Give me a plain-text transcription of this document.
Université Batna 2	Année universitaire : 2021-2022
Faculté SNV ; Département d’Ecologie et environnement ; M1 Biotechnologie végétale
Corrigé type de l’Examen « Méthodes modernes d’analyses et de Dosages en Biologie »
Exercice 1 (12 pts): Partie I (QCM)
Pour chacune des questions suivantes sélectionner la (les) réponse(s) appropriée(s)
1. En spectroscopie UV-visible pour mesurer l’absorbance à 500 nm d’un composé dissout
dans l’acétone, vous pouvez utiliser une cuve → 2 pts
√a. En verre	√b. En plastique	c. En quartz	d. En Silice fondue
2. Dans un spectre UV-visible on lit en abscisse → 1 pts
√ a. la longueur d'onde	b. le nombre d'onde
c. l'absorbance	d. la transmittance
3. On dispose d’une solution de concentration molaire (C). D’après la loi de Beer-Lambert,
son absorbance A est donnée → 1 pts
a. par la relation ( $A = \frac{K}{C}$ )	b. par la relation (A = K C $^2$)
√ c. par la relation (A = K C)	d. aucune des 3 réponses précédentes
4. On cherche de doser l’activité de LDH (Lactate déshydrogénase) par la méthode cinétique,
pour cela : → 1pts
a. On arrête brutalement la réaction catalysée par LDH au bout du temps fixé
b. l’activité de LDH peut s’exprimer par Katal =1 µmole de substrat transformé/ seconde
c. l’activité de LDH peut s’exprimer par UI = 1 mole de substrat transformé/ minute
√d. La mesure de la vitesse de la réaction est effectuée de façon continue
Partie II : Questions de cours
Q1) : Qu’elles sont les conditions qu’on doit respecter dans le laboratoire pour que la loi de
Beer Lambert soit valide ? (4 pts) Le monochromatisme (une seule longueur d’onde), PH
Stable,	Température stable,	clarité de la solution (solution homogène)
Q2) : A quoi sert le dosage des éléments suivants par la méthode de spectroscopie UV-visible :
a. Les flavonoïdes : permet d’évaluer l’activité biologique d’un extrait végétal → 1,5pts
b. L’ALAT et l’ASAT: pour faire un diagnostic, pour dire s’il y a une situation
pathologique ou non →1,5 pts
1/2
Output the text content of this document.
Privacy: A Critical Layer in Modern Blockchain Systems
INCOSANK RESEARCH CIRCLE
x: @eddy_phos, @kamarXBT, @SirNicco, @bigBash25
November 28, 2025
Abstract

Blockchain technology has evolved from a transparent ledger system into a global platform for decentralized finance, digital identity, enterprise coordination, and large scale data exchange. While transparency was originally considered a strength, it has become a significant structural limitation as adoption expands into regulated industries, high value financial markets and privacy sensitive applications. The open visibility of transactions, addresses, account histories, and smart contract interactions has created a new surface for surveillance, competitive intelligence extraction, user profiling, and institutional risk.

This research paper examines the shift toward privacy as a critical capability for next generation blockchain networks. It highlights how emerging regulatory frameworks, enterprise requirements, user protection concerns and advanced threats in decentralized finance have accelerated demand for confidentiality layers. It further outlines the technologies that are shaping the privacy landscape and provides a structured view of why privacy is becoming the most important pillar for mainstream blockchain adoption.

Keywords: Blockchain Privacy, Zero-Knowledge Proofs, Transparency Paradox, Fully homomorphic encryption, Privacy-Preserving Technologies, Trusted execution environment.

========

REQUIRED TASK - Reproduce the data shown above exactly.

SOLVED PROBLEM -
Give me a plain-text transcription of this document.
Université Batna 2	Année universitaire : 2021-2022
Faculté SNV ; Département d’Ecologie et environnement ; M1 Biotechnologie végétale
Corrigé type de l’Examen « Méthodes modernes d’analyses et de Dosages en Biologie »
Exercice 1 (12 pts): Partie I (QCM)
Pour chacune des questions suivantes sélectionner la (les) réponse(s) appropriée(s)
1. En spectroscopie UV-visible pour mesurer l’absorbance à 500 nm d’un composé dissout
dans l’acétone, vous pouvez utiliser une cuve → 2 pts
√a. En verre	√b. En plastique	c. En quartz	d. En Silice fondue
2. Dans un spectre UV-visible on lit en abscisse → 1 pts
√ a. la longueur d'onde	b. le nombre d'onde
c. l'absorbance	d. la transmittance
3. On dispose d’une solution de concentration molaire (C). D’après la loi de Beer-Lambert,
son absorbance A est donnée → 1 pts
a. par la relation ( $A = \frac{K}{C}$ )	b. par la relation (A = K C $^2$)
√ c. par la relation (A = K C)	d. aucune des 3 réponses précédentes
4. On cherche de doser l’activité de LDH (Lactate déshydrogénase) par la méthode cinétique,
pour cela : → 1pts
a. On arrête brutalement la réaction catalysée par LDH au bout du temps fixé
b. l’activité de LDH peut s’exprimer par Katal =1 µmole de substrat transformé/ seconde
c. l’activité de LDH peut s’exprimer par UI = 1 mole de substrat transformé/ minute
√d. La mesure de la vitesse de la réaction est effectuée de façon continue
Partie II : Questions de cours
Q1) : Qu’elles sont les conditions qu’on doit respecter dans le laboratoire pour que la loi de
Beer Lambert soit valide ? (4 pts) Le monochromatisme (une seule longueur d’onde), PH
Stable,	Température stable,	clarité de la solution (solution homogène)
Q2) : A quoi sert le dosage des éléments suivants par la méthode de spectroscopie UV-visible :
a. Les flavonoïdes : permet d’évaluer l’activité biologique d’un extrait végétal → 1,5pts
b. L’ALAT et l’ASAT: pour faire un diagnostic, pour dire s’il y a une situation
pathologique ou non →1,5 pts
1/2
Output the text content of this document.
Privacy: A Critical Layer in Modern Blockchain Systems
INCOSANK RESEARCH CIRCLE
x: @eddy_phos, @kamarXBT, @SirNicco, @bigBash25
November 28, 2025
Abstract

Blockchain technology has evolved from a transparent ledger system into a global platform for decentralized finance, digital identity, enterprise coordination, and large scale data exchange. While transparency was originally considered a strength, it has become a significant structural limitation as adoption expands into regulated industries, high value financial markets and privacy sensitive applications. The open visibility of transactions, addresses, account histories, and smart contract interactions has created a new surface for surveillance, competitive intelligence extraction, user profiling, and institutional risk.

This research paper examines the shift toward privacy as a critical capability for next generation blockchain networks. It highlights how emerging regulatory frameworks, enterprise requirements, user protection concerns and advanced threats in decentralized finance have accelerated demand for confidentiality layers. It further outlines the technologies that are shaping the privacy landscape and provides a structured view of why privacy is becoming the most important pillar for mainstream blockchain adoption.

Keywords: Blockchain Privacy, Zero-Knowledge Proofs, Transparency Paradox, Fully homomorphic encryption, Privacy-Preserving Technologies, Trusted execution environment.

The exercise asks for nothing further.